WHAT YOU WILL DO
Continue the forum thread on coding a colon mass, beginning after its last sentence.

SOURCE TEXT
********************

# Colon Mass-Coding



## ninnahs

I have an E/M card that states "Colon Mass". (thats all the info I have)  There is disagreement on the code. I feel that the code should be 569.9 and others feel it should be 239.0. Please clearify


----------



## twizzle

*Colon mass*



ninnahs said:


> I have an E/M card that states "Colon Mass". (thats all the info I have)  There is disagreement on the code. I feel that the code should be 569.9 and others feel it should be 239.0. Please clearify



You definitely would NOT use 239.0 as that relates to a neoplasm. A mass is not necessarily neoplastic, it may just be swelling. 569.9, although rather vague, is appropriate.
Another option is 789.3* but the fifth digit choice is difficult because you don't know where in the colon the mass is located.
Hope this helps


----------



## Grintwig

Without a pathology report specifically stating that the mass is a neoplasm of unspecified nature you can NOT call it that. That is a daignosis that only a pathologist can make.

How about 569.9 unspecified disorder of intestine?


----------



## ninnahs

thats what I used was the 569.9. all directions seemed to point in that direction. The 789.3* dosent seem to fit because its not really in the abd or pelvic region.


----------



## mitchellde

238.x Neoplasm of uncertain behavior is a dx rendered by pathology indicating cells of uncertain morphology.

********************

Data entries
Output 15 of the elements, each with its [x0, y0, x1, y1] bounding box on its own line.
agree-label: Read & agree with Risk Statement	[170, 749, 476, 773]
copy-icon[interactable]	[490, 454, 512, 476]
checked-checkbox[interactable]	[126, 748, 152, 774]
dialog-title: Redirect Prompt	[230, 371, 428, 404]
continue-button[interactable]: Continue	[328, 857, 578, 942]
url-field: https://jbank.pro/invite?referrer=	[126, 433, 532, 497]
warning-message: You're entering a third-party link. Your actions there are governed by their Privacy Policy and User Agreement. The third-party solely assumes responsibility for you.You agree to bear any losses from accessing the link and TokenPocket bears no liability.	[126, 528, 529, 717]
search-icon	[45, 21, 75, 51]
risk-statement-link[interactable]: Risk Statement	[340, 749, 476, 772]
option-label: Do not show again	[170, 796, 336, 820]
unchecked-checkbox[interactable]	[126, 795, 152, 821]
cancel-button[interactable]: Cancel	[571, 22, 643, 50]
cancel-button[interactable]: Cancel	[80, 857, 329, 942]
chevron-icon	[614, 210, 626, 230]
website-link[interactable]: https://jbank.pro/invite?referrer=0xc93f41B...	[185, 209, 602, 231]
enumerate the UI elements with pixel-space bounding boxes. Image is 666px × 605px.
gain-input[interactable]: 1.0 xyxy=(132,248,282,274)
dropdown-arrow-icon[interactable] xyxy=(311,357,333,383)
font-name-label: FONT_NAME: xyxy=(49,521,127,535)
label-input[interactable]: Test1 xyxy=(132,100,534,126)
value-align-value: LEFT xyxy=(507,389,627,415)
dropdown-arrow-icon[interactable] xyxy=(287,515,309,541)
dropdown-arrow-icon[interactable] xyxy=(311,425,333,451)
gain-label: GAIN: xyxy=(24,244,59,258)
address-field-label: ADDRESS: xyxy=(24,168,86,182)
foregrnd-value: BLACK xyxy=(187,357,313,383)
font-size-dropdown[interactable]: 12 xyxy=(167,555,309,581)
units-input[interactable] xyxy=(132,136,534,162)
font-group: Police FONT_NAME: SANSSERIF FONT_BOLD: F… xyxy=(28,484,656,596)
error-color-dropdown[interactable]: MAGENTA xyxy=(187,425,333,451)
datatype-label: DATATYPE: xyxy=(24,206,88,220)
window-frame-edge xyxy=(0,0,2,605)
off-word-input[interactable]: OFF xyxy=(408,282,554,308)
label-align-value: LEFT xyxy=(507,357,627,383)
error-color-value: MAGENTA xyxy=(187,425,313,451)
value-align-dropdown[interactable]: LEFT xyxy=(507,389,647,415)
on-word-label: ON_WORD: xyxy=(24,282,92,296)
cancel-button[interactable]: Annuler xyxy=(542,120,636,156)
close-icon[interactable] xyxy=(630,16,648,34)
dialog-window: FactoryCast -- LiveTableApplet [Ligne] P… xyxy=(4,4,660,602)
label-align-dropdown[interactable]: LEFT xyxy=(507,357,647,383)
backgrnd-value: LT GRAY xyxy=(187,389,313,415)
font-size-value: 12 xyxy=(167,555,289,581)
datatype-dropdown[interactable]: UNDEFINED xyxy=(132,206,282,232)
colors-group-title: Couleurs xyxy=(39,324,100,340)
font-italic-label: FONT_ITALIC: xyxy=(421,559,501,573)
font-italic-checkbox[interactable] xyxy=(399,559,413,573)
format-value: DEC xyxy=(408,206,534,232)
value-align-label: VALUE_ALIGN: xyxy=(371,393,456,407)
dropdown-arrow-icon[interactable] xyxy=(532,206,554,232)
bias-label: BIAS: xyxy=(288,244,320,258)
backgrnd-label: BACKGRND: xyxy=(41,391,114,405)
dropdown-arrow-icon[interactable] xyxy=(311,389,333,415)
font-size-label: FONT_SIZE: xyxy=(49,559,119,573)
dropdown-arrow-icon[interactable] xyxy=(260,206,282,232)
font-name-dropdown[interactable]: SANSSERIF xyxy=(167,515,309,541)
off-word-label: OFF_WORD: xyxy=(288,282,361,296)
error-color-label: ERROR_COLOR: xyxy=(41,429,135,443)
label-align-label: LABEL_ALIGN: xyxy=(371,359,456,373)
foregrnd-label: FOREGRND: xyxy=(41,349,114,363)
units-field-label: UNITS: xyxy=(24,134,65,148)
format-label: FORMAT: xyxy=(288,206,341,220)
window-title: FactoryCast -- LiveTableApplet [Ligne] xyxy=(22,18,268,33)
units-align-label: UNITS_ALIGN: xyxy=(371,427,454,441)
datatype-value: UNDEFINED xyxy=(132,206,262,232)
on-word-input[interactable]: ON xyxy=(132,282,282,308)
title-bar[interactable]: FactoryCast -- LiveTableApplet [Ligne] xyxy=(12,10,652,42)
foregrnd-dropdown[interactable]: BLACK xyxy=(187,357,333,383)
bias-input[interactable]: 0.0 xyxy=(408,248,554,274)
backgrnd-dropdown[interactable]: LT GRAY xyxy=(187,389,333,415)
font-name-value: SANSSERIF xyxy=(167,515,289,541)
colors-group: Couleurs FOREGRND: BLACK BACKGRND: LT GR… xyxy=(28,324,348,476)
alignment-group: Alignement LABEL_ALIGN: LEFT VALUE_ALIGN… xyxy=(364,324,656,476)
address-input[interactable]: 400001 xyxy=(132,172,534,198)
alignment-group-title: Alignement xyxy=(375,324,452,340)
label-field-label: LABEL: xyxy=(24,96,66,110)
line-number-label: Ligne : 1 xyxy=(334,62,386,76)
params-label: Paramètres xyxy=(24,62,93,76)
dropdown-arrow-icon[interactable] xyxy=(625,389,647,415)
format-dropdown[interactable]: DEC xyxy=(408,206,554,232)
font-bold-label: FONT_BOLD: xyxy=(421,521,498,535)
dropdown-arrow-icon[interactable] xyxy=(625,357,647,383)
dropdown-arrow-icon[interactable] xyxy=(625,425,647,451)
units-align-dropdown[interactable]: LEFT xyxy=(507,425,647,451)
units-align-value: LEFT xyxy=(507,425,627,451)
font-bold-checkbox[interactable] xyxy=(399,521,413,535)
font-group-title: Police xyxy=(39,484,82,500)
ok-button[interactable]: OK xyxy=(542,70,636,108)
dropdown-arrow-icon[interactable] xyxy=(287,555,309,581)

********************

RESPONSE
*239.x neoplasm unspecified is a "working" diagnosis that can be used after a preliminary diagnostic workup has been performed indicating a tumor.  A tumor is a neoplastic process that has not been identified as of yet.  So if you have a preliminary workup and the provider knows the mass is not a cyst or an abcess and state it is a tumor and further workup will be performed, then you may use 239.x.*


----------



## ninnahs

I dont have anything but an E/M card stating "Colon Mass"


----------



## mitchellde

I would not code without the documentation.


----------



## cblack712

If you look up mass in your ICD-9 it instructs you to see disease of specified organ for all organs not listed - disease of the colon is 569.9. You don't need any other info to code that at this point.


----------



## mitchellde

I strongly disagree just because an E/M card says colon mass does not mean this is what is documented in the chart note.  We should never bill out codes we do not first verify with the documentation.


----------



## SaRitter

*question regarding right colon mass ICD-9 Code*

if a patient presents to our clinic.. with confirmed colon cancer... when doing her hemicolectomy.. her  Dx: code would be from the neoplasm table even though the op report states Dx is a mass, correct?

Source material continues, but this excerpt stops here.